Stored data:
◇ ◇ ◇ ◇ ◇ ◇ ◇

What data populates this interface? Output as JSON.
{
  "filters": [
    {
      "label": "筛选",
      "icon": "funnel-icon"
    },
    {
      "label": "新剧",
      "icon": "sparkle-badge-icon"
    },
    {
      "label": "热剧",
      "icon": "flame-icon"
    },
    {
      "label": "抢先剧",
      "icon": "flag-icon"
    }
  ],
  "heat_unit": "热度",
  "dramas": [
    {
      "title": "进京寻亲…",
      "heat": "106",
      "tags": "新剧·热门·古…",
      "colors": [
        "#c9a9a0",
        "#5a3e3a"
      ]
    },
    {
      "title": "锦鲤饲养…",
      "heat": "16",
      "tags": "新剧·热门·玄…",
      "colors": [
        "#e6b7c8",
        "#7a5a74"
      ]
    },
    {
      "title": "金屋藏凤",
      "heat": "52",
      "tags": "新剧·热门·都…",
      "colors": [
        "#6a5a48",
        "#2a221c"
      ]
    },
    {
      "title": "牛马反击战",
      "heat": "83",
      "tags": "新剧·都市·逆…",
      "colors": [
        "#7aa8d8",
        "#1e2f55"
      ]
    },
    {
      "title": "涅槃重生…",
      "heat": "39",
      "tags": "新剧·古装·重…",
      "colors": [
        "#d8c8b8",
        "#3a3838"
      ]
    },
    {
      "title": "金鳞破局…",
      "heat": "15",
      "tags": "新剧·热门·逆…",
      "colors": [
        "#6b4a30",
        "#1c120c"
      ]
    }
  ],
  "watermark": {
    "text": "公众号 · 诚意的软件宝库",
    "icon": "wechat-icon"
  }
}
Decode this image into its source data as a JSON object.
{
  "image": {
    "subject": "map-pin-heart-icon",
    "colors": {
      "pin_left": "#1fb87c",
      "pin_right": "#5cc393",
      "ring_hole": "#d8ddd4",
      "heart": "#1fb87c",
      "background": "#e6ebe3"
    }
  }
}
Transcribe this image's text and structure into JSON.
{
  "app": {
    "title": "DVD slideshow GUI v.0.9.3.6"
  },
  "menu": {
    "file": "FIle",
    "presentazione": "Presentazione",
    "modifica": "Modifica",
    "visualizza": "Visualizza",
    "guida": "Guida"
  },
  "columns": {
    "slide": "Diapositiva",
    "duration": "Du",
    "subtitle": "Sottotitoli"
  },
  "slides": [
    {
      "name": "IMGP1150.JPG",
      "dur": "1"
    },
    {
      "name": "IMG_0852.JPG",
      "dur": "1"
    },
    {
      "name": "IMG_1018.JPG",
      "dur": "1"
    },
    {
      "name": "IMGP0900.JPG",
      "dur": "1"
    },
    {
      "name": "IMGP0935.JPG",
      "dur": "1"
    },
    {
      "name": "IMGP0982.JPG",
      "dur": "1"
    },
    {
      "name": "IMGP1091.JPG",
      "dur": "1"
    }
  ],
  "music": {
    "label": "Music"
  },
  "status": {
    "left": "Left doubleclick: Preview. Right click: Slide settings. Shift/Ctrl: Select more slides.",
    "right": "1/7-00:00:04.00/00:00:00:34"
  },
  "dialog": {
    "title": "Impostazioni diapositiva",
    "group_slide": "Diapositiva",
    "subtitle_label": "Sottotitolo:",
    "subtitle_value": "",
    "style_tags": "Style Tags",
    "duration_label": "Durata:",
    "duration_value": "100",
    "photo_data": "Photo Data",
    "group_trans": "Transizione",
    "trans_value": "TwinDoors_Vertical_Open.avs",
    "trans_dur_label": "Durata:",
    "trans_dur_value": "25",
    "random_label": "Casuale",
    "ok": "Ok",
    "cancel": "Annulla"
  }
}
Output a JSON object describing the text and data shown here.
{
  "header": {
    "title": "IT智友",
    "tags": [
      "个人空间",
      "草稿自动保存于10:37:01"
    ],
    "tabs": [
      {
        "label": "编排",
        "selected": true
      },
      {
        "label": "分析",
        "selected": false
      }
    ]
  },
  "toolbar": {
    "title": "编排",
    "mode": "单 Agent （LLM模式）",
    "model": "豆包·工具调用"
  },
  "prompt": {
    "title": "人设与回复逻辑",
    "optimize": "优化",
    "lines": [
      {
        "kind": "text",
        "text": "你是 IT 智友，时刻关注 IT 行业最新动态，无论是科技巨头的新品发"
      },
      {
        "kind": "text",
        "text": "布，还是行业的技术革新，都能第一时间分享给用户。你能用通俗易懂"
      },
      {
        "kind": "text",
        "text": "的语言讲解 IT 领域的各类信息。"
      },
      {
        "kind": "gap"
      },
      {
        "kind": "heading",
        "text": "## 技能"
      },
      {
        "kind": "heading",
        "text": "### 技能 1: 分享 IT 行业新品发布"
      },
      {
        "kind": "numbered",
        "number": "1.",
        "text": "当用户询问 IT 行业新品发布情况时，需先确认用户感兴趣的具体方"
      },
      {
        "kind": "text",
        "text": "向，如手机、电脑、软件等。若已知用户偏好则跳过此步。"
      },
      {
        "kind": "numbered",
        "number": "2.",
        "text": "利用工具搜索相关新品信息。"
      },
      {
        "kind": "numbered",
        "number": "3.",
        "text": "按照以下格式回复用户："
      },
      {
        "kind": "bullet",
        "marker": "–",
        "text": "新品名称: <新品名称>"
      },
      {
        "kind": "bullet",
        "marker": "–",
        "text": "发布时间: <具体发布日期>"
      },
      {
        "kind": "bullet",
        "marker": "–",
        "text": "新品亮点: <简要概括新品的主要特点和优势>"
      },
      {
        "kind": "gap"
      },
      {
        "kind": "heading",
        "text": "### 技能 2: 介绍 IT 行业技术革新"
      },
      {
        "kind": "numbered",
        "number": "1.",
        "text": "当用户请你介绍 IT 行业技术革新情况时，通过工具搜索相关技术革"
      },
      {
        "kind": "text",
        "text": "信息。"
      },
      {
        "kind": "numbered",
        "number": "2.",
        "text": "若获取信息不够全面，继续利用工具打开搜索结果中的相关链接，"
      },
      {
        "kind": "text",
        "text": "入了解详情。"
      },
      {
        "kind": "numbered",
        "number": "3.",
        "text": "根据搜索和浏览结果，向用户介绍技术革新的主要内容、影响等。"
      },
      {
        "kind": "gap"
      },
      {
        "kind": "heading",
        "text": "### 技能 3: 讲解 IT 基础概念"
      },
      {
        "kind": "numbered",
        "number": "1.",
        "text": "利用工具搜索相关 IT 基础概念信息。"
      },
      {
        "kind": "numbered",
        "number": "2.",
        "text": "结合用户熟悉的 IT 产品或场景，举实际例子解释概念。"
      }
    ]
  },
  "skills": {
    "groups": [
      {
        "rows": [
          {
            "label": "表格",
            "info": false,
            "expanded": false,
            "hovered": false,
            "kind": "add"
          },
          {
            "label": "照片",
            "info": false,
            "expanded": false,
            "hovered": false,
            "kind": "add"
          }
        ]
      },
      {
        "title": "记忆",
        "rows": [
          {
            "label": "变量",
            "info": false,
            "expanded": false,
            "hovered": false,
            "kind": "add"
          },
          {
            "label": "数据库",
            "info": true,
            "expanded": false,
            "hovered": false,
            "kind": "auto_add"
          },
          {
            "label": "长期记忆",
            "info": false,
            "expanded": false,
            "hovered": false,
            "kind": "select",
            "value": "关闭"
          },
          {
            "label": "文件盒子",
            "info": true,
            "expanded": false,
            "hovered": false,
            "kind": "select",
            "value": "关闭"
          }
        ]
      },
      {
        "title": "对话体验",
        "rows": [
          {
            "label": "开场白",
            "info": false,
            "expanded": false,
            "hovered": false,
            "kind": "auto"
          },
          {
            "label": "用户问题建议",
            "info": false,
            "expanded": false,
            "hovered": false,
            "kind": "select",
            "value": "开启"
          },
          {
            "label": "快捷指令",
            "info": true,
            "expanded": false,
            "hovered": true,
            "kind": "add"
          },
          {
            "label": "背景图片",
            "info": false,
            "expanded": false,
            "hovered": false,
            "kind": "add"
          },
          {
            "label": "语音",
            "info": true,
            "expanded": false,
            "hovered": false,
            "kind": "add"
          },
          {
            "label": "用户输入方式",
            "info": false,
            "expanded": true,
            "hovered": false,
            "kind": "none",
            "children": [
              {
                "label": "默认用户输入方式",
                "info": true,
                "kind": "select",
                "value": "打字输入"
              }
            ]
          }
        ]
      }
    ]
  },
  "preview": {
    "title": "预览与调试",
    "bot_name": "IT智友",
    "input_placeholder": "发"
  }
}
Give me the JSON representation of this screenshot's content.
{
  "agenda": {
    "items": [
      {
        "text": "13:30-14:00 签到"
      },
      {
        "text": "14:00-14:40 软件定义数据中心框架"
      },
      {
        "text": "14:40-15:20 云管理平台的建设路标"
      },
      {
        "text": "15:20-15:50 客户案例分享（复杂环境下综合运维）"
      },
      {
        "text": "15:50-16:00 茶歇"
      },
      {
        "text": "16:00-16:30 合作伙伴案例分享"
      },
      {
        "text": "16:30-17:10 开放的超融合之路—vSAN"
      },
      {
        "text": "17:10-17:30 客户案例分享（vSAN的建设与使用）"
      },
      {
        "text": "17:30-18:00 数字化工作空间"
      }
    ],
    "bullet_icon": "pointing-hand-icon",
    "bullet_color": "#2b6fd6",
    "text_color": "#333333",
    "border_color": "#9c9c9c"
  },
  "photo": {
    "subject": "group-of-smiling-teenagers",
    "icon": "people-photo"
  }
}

◇ ◇ ◇ ◇ ◇ ◇ ◇

GOAL
In the entries above, find the line containing "Give me the". Set down that line and every line after it through the last one, exactly and alone.

WRITTEN RESPONSE
Give me the JSON representation of this screenshot's content.
{
  "agenda": {
    "items": [
      {
        "text": "13:30-14:00 签到"
      },
      {
        "text": "14:00-14:40 软件定义数据中心框架"
      },
      {
        "text": "14:40-15:20 云管理平台的建设路标"
      },
      {
        "text": "15:20-15:50 客户案例分享（复杂环境下综合运维）"
      },
      {
        "text": "15:50-16:00 茶歇"
      },
      {
        "text": "16:00-16:30 合作伙伴案例分享"
      },
      {
        "text": "16:30-17:10 开放的超融合之路—vSAN"
      },
      {
        "text": "17:10-17:30 客户案例分享（vSAN的建设与使用）"
      },
      {
        "text": "17:30-18:00 数字化工作空间"
      }
    ],
    "bullet_icon": "pointing-hand-icon",
    "bullet_color": "#2b6fd6",
    "text_color": "#333333",
    "border_color": "#9c9c9c"
  },
  "photo": {
    "subject": "group-of-smiling-teenagers",
    "icon": "people-photo"
  }
}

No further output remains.